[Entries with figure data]
--

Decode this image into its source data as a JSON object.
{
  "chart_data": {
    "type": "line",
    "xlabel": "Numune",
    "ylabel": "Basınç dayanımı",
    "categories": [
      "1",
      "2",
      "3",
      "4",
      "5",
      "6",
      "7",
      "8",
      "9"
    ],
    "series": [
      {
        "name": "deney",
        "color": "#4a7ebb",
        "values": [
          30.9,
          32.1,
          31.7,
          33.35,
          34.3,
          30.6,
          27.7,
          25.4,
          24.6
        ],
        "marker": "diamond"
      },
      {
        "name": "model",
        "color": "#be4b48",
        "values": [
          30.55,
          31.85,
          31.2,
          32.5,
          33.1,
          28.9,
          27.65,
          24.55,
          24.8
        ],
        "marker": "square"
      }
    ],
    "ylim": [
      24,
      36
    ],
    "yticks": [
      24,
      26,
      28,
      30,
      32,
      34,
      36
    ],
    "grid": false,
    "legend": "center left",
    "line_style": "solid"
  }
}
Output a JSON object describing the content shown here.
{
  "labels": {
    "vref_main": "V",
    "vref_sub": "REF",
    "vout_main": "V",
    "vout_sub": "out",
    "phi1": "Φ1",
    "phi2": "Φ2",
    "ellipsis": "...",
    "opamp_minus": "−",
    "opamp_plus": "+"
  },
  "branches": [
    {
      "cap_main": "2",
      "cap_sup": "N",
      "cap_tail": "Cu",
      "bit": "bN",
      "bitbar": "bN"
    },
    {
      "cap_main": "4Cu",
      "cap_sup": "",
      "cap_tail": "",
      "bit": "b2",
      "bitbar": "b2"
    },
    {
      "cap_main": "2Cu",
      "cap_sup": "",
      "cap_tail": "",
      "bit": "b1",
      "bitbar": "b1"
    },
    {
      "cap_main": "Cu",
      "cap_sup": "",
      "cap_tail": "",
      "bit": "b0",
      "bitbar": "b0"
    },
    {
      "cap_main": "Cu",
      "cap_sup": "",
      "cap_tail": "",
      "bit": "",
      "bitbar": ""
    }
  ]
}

--

Exactly how many lines in the data above contain the word "JSON"? Respond with the number and nothing more.

2